(Rows from a dataset)
● ● ● ● ●
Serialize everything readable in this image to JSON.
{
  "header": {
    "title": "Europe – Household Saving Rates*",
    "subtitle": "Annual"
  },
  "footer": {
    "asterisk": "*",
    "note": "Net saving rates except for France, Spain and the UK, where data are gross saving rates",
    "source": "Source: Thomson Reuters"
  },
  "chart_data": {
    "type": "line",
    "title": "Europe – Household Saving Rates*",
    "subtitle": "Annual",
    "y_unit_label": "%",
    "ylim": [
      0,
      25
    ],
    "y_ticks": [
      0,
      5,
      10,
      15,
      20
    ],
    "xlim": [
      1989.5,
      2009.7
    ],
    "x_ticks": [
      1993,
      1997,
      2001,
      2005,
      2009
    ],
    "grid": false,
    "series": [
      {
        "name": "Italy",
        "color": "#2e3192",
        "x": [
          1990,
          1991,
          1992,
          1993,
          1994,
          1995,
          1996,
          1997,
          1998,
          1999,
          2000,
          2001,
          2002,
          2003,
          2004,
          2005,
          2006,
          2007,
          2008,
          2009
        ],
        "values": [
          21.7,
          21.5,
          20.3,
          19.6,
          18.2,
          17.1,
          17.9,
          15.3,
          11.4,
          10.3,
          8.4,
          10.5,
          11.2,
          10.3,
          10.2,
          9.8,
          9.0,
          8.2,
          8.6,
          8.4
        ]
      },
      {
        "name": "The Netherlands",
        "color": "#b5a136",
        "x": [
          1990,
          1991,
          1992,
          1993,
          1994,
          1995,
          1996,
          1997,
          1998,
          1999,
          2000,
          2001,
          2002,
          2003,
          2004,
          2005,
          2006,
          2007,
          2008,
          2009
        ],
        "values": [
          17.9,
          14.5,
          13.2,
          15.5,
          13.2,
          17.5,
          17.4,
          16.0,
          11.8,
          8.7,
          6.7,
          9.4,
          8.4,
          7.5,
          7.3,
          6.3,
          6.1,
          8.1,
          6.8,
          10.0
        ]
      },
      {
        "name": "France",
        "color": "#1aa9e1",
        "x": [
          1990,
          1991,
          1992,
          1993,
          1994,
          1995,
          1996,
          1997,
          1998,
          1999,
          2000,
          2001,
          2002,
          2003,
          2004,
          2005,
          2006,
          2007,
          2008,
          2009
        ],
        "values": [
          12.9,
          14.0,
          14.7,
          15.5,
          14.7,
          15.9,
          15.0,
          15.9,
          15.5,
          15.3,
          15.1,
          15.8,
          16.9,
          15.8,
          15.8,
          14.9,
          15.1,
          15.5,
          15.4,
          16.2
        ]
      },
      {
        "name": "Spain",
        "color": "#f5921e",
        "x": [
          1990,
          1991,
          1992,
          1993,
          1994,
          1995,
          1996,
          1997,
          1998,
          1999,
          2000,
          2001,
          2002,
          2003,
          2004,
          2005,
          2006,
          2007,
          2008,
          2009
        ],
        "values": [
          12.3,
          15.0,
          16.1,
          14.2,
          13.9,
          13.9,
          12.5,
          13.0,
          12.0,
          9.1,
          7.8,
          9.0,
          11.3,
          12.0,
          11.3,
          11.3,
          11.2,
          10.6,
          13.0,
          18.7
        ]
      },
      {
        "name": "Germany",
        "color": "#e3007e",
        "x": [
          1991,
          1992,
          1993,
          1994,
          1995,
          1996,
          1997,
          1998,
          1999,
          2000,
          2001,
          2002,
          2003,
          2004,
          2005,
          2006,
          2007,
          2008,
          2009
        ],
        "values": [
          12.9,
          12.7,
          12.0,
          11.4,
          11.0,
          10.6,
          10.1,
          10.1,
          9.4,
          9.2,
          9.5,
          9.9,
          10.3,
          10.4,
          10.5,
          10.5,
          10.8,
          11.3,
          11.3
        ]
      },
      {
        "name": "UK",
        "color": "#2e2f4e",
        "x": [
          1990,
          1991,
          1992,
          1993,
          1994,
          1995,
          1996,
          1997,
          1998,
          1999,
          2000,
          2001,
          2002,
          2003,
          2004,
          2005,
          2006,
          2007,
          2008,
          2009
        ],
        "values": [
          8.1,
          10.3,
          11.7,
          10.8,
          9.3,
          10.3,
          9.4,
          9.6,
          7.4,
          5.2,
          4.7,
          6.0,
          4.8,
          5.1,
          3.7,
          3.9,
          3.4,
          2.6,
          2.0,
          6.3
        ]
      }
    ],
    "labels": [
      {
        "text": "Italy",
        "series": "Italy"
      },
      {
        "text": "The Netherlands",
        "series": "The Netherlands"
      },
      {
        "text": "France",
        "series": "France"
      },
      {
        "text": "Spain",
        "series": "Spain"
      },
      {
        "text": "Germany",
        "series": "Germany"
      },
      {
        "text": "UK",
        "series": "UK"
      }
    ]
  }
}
● ● ● ● ●
▶ [Problem statement] Repeat the material from above exactly, word for word.

▶ [The completed task]
Serialize everything readable in this image to JSON.
{
  "header": {
    "title": "Europe – Household Saving Rates*",
    "subtitle": "Annual"
  },
  "footer": {
    "asterisk": "*",
    "note": "Net saving rates except for France, Spain and the UK, where data are gross saving rates",
    "source": "Source: Thomson Reuters"
  },
  "chart_data": {
    "type": "line",
    "title": "Europe – Household Saving Rates*",
    "subtitle": "Annual",
    "y_unit_label": "%",
    "ylim": [
      0,
      25
    ],
    "y_ticks": [
      0,
      5,
      10,
      15,
      20
    ],
    "xlim": [
      1989.5,
      2009.7
    ],
    "x_ticks": [
      1993,
      1997,
      2001,
      2005,
      2009
    ],
    "grid": false,
    "series": [
      {
        "name": "Italy",
        "color": "#2e3192",
        "x": [
          1990,
          1991,
          1992,
          1993,
          1994,
          1995,
          1996,
          1997,
          1998,
          1999,
          2000,
          2001,
          2002,
          2003,
          2004,
          2005,
          2006,
          2007,
          2008,
          2009
        ],
        "values": [
          21.7,
          21.5,
          20.3,
          19.6,
          18.2,
          17.1,
          17.9,
          15.3,
          11.4,
          10.3,
          8.4,
          10.5,
          11.2,
          10.3,
          10.2,
          9.8,
          9.0,
          8.2,
          8.6,
          8.4
        ]
      },
      {
        "name": "The Netherlands",
        "color": "#b5a136",
        "x": [
          1990,
          1991,
          1992,
          1993,
          1994,
          1995,
          1996,
          1997,
          1998,
          1999,
          2000,
          2001,
          2002,
          2003,
          2004,
          2005,
          2006,
          2007,
          2008,
          2009
        ],
        "values": [
          17.9,
          14.5,
          13.2,
          15.5,
          13.2,
          17.5,
          17.4,
          16.0,
          11.8,
          8.7,
          6.7,
          9.4,
          8.4,
          7.5,
          7.3,
          6.3,
          6.1,
          8.1,
          6.8,
          10.0
        ]
      },
      {
        "name": "France",
        "color": "#1aa9e1",
        "x": [
          1990,
          1991,
          1992,
          1993,
          1994,
          1995,
          1996,
          1997,
          1998,
          1999,
          2000,
          2001,
          2002,
          2003,
          2004,
          2005,
          2006,
          2007,
          2008,
          2009
        ],
        "values": [
          12.9,
          14.0,
          14.7,
          15.5,
          14.7,
          15.9,
          15.0,
          15.9,
          15.5,
          15.3,
          15.1,
          15.8,
          16.9,
          15.8,
          15.8,
          14.9,
          15.1,
          15.5,
          15.4,
          16.2
        ]
      },
      {
        "name": "Spain",
        "color": "#f5921e",
        "x": [
          1990,
          1991,
          1992,
          1993,
          1994,
          1995,
          1996,
          1997,
          1998,
          1999,
          2000,
          2001,
          2002,
          2003,
          2004,
          2005,
          2006,
          2007,
          2008,
          2009
        ],
        "values": [
          12.3,
          15.0,
          16.1,
          14.2,
          13.9,
          13.9,
          12.5,
          13.0,
          12.0,
          9.1,
          7.8,
          9.0,
          11.3,
          12.0,
          11.3,
          11.3,
          11.2,
          10.6,
          13.0,
          18.7
        ]
      },
      {
        "name": "Germany",
        "color": "#e3007e",
        "x": [
          1991,
          1992,
          1993,
          1994,
          1995,
          1996,
          1997,
          1998,
          1999,
          2000,
          2001,
          2002,
          2003,
          2004,
          2005,
          2006,
          2007,
          2008,
          2009
        ],
        "values": [
          12.9,
          12.7,
          12.0,
          11.4,
          11.0,
          10.6,
          10.1,
          10.1,
          9.4,
          9.2,
          9.5,
          9.9,
          10.3,
          10.4,
          10.5,
          10.5,
          10.8,
          11.3,
          11.3
        ]
      },
      {
        "name": "UK",
        "color": "#2e2f4e",
        "x": [
          1990,
          1991,
          1992,
          1993,
          1994,
          1995,
          1996,
          1997,
          1998,
          1999,
          2000,
          2001,
          2002,
          2003,
          2004,
          2005,
          2006,
          2007,
          2008,
          2009
        ],
        "values": [
          8.1,
          10.3,
          11.7,
          10.8,
          9.3,
          10.3,
          9.4,
          9.6,
          7.4,
          5.2,
          4.7,
          6.0,
          4.8,
          5.1,
          3.7,
          3.9,
          3.4,
          2.6,
          2.0,
          6.3
        ]
      }
    ],
    "labels": [
      {
        "text": "Italy",
        "series": "Italy"
      },
      {
        "text": "The Netherlands",
        "series": "The Netherlands"
      },
      {
        "text": "France",
        "series": "France"
      },
      {
        "text": "Spain",
        "series": "Spain"
      },
      {
        "text": "Germany",
        "series": "Germany"
      },
      {
        "text": "UK",
        "series": "UK"
      }
    ]
  }
}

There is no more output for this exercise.